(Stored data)
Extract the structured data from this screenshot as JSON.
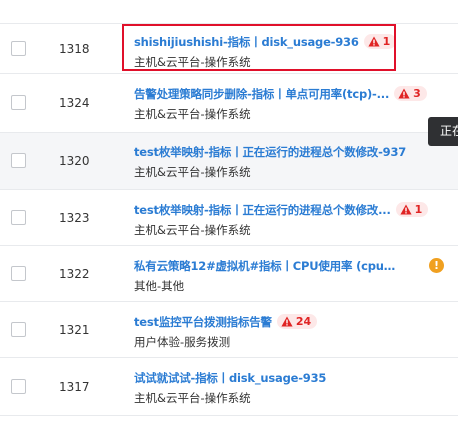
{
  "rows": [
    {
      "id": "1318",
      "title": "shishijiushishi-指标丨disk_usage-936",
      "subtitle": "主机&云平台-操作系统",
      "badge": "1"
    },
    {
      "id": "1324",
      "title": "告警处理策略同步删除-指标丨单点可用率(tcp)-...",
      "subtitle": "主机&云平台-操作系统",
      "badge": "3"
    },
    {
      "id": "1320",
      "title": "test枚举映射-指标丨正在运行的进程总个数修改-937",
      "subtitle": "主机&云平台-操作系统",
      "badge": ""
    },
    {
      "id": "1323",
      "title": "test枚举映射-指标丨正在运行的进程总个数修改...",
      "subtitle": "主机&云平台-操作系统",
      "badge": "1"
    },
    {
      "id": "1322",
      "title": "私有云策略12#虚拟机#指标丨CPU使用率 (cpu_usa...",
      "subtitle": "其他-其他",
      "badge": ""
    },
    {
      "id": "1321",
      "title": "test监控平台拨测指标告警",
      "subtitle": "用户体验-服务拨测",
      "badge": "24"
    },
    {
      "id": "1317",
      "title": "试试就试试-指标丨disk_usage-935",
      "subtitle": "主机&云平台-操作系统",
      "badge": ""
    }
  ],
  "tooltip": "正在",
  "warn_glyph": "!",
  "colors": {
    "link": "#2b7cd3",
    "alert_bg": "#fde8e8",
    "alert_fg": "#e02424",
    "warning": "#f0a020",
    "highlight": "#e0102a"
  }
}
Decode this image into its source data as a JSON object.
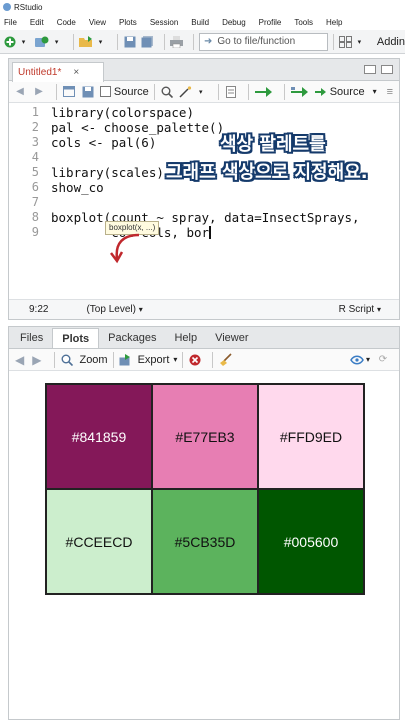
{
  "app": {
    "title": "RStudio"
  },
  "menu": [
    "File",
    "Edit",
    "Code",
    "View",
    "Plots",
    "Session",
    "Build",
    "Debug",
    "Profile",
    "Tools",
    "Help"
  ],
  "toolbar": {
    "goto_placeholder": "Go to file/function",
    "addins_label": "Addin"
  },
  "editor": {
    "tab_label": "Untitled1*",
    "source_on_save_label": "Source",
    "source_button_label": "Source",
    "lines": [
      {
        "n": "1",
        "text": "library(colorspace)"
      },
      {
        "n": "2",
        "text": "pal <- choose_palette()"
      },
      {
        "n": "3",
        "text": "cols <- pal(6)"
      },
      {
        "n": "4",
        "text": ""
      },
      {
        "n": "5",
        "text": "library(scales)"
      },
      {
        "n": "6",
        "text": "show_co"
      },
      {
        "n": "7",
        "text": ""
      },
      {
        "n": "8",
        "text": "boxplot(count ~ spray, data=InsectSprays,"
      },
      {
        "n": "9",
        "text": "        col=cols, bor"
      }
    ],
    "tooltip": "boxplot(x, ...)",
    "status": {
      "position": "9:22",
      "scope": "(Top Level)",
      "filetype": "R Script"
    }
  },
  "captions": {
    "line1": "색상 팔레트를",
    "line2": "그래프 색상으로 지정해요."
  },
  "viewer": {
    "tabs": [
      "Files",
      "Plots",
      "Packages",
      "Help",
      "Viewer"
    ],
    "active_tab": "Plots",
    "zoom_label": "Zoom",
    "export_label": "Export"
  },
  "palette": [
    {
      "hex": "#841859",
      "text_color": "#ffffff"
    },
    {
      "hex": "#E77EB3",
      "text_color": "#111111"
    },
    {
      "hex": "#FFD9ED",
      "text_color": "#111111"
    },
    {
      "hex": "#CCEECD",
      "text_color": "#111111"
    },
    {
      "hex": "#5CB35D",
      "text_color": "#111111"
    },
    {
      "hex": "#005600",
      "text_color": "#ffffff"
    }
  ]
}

--

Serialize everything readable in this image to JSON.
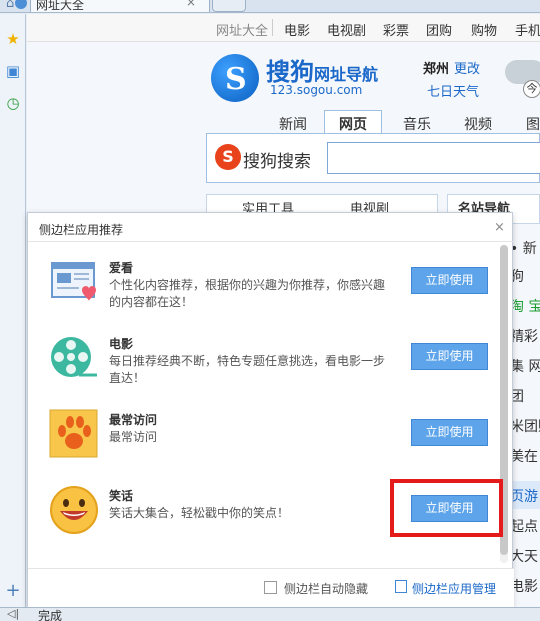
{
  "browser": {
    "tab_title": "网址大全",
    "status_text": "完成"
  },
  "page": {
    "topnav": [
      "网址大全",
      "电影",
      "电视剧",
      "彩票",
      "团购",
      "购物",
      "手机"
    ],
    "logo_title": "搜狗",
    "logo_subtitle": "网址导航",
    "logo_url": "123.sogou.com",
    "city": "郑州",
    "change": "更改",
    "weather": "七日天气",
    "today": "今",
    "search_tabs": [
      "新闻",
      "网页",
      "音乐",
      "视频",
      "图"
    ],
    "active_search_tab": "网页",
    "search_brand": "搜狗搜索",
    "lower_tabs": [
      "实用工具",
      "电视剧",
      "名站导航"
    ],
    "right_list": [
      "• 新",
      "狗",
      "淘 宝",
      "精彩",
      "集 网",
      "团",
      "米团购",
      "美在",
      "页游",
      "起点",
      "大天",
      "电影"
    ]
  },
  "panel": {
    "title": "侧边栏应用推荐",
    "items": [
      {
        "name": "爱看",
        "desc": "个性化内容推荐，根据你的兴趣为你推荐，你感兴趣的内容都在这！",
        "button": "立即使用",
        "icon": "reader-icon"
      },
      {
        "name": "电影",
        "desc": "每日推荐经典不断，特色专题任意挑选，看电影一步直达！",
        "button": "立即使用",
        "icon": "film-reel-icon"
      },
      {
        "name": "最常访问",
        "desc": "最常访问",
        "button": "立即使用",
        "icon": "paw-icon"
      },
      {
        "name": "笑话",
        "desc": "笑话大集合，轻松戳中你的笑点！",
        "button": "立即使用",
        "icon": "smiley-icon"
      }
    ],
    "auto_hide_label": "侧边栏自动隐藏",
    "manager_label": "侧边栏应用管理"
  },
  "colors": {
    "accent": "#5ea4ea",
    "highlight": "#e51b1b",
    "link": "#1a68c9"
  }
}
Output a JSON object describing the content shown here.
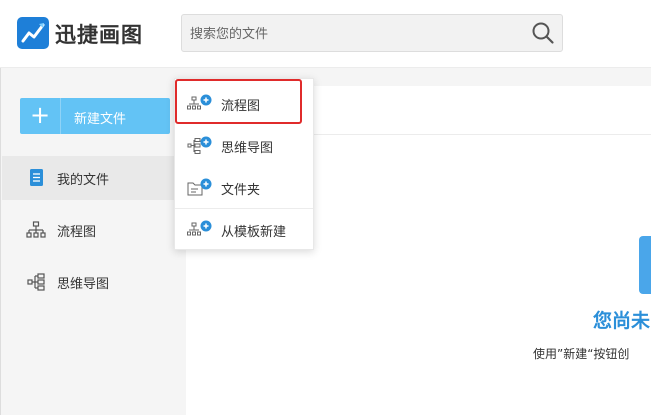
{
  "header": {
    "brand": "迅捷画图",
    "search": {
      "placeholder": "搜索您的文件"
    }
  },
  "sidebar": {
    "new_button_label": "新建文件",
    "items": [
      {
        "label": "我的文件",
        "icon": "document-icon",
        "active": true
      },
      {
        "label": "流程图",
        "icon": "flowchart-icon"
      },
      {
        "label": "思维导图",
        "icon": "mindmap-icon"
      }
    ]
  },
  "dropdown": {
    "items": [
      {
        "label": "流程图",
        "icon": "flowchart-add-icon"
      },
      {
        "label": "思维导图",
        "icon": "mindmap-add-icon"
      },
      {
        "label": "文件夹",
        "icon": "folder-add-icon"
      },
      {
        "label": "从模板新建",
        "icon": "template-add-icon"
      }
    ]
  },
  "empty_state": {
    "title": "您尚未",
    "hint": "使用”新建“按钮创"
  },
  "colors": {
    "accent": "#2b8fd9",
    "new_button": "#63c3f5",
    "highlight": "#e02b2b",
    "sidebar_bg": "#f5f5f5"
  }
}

EXERCISE – Return all lines of the material above in which the word "mindmap" occurs.

WRITTEN RESPONSE –
        "icon": "mindmap-icon"
        "icon": "mindmap-add-icon"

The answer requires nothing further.